[Dataset records]
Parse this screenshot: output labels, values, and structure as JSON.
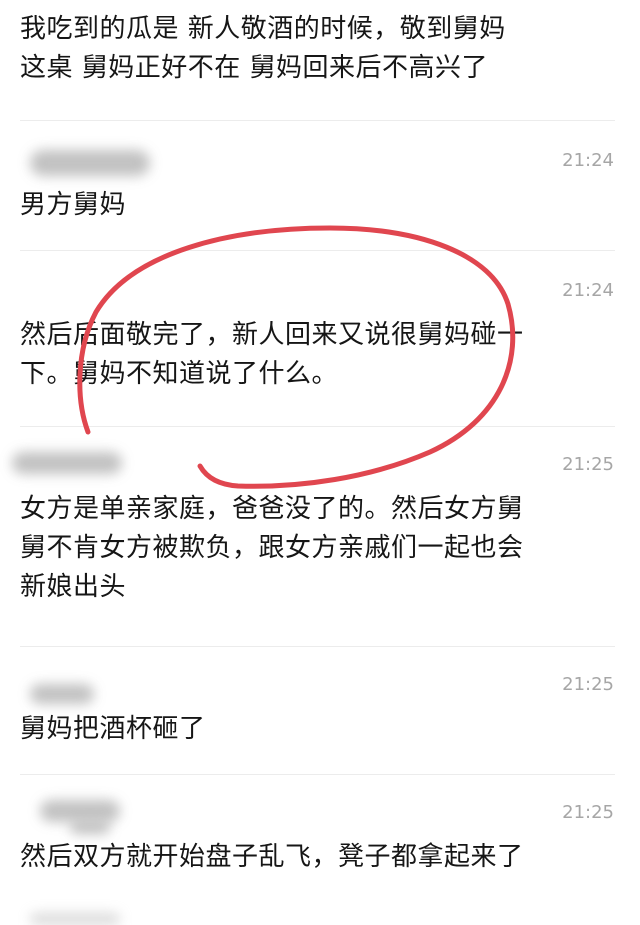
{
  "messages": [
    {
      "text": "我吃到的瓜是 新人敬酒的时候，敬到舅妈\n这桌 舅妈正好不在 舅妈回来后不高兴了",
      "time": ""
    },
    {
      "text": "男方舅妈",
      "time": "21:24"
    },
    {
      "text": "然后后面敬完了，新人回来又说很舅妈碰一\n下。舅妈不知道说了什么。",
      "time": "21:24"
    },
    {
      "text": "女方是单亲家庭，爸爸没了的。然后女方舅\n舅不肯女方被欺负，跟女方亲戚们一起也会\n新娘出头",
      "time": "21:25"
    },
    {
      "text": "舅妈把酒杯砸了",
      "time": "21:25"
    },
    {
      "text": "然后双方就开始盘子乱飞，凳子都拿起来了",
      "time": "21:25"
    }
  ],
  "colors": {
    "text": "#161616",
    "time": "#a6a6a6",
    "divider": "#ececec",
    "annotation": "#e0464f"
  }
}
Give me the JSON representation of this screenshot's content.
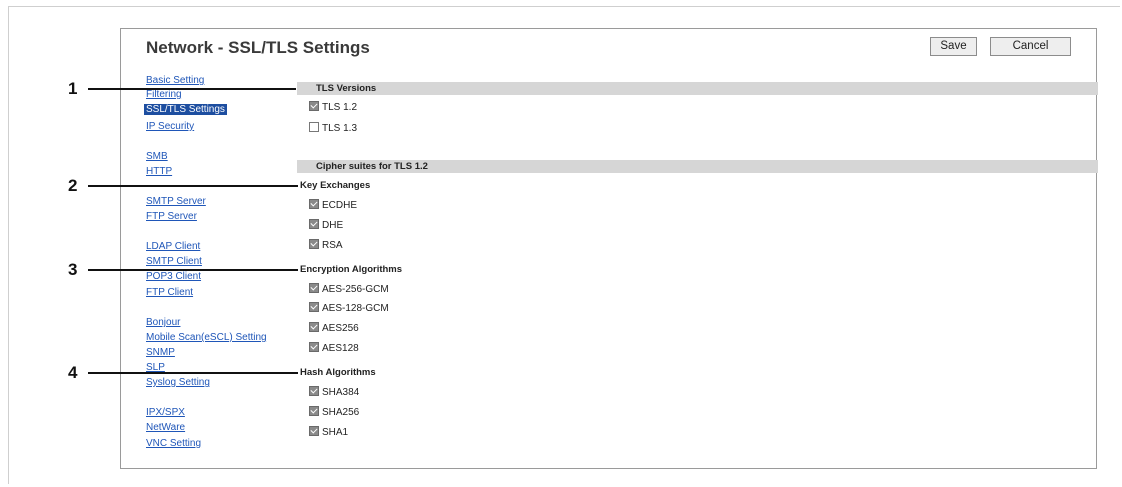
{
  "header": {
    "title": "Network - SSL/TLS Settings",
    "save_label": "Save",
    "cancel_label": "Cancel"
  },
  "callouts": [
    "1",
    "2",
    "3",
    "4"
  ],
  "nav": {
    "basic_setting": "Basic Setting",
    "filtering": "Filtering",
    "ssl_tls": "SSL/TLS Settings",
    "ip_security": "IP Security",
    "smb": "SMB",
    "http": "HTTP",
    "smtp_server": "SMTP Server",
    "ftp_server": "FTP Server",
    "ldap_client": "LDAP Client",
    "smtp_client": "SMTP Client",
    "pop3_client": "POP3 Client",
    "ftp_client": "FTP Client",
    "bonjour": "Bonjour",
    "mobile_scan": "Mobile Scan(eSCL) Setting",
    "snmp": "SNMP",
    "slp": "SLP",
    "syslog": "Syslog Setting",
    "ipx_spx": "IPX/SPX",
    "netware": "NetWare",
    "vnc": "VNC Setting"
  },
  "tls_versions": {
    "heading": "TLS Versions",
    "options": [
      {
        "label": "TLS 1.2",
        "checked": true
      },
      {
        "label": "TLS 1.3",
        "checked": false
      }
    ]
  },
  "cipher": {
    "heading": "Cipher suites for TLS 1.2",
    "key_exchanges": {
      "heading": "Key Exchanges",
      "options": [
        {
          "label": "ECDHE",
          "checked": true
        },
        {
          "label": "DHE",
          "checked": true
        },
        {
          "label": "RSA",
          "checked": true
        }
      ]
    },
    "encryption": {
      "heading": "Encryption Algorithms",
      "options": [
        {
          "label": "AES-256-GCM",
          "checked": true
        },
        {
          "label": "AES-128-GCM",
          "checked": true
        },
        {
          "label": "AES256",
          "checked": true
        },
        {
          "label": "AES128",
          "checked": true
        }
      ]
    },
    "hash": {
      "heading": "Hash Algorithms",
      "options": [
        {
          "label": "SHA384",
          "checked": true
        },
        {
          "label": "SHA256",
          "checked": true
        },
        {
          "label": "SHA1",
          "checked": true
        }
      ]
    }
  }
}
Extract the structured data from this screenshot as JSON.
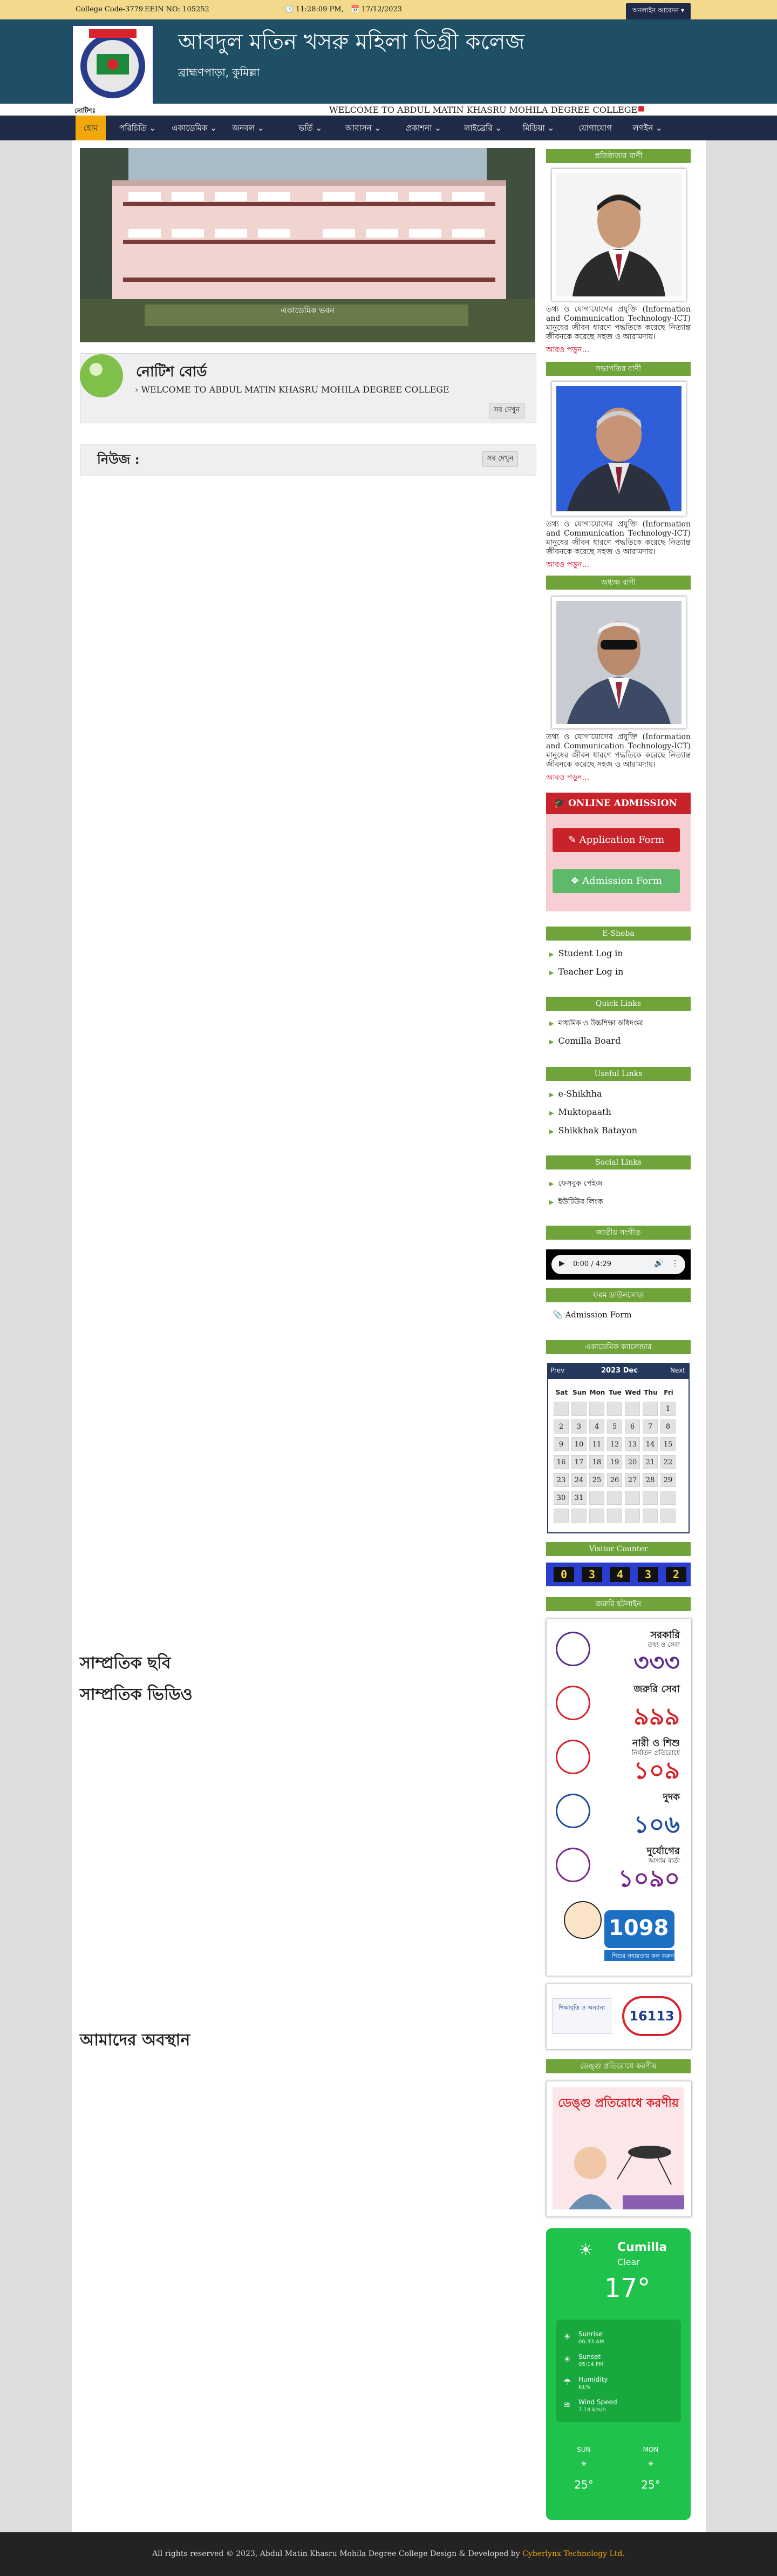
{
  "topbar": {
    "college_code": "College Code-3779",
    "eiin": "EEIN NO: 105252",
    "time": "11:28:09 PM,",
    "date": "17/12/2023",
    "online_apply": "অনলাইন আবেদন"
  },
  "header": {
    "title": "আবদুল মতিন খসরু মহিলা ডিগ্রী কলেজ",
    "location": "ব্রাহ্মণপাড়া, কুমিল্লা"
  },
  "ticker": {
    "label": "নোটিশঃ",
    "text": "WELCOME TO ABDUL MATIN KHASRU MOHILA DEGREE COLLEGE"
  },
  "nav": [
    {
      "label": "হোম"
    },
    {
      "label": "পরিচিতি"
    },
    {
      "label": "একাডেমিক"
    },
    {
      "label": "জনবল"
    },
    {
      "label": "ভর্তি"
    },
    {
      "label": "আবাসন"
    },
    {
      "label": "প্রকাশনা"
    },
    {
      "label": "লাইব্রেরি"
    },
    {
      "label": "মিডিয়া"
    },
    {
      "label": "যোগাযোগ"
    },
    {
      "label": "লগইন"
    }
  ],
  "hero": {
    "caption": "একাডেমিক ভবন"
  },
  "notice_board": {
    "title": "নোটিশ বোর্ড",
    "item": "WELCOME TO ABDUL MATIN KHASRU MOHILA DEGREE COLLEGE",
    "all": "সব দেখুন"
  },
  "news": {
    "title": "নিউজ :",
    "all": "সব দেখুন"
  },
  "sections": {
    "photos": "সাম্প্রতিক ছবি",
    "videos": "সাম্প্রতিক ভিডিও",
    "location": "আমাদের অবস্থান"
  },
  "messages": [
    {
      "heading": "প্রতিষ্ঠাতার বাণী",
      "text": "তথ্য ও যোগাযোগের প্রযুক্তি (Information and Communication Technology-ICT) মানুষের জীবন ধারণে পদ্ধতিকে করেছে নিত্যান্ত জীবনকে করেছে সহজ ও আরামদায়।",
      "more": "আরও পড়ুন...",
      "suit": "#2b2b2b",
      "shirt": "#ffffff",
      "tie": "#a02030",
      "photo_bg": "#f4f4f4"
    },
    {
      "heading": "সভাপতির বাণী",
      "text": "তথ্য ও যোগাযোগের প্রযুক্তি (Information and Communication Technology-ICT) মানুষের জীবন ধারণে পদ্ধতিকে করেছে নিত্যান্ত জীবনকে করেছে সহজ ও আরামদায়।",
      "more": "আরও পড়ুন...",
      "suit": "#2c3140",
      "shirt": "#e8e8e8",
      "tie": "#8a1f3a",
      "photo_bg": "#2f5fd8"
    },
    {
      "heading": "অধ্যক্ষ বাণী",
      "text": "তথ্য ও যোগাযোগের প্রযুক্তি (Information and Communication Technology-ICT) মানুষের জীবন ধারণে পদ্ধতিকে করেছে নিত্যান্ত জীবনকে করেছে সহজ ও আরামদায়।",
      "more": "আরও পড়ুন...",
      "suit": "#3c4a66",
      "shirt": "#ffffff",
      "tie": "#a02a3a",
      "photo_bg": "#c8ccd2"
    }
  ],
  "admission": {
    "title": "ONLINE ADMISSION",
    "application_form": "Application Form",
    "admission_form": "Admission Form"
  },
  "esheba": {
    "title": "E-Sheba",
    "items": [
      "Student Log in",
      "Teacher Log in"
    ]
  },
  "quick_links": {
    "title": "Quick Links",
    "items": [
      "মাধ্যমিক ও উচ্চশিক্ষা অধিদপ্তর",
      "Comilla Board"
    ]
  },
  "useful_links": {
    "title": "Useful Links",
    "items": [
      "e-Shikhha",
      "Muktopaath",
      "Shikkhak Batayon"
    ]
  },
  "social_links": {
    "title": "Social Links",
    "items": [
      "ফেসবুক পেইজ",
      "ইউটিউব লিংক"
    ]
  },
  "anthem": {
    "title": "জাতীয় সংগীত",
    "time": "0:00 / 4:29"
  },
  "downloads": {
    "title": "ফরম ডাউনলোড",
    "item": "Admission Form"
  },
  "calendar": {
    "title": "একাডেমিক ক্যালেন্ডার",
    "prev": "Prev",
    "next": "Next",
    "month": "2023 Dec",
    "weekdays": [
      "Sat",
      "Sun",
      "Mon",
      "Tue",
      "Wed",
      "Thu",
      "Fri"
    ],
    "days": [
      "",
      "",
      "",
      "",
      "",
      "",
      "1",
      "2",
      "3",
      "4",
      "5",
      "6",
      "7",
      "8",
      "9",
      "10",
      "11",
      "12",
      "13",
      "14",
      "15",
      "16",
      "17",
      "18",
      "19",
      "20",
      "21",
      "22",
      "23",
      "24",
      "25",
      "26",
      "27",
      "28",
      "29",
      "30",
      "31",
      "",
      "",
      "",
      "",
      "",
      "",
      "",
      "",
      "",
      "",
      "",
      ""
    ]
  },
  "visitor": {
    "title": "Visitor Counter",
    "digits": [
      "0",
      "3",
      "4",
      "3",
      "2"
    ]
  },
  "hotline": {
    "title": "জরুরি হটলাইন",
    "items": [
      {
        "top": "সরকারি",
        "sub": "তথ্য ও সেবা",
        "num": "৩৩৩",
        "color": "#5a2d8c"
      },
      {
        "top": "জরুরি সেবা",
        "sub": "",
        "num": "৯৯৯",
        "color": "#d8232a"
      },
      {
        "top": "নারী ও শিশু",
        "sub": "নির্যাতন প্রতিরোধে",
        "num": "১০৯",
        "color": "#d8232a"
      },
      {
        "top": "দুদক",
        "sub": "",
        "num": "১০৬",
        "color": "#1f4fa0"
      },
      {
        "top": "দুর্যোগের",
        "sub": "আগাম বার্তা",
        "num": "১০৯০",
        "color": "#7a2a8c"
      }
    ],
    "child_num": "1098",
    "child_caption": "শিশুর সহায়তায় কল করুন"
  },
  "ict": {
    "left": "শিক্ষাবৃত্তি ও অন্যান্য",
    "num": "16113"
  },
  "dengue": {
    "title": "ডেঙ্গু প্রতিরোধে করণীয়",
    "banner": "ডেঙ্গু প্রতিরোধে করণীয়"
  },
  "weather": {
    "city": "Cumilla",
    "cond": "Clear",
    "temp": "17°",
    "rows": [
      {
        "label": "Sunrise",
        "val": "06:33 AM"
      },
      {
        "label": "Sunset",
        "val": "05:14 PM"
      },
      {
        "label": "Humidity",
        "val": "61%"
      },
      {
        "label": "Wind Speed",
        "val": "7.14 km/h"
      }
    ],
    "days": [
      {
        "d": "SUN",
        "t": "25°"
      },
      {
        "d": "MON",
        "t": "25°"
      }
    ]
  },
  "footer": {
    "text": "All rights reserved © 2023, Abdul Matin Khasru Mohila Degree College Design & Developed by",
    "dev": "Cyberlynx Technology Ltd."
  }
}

SHORT PROBLEM >> Say, as a single number and nothing more, how many lines of the entries contain the word "Client".

THE SOLUTION >> 4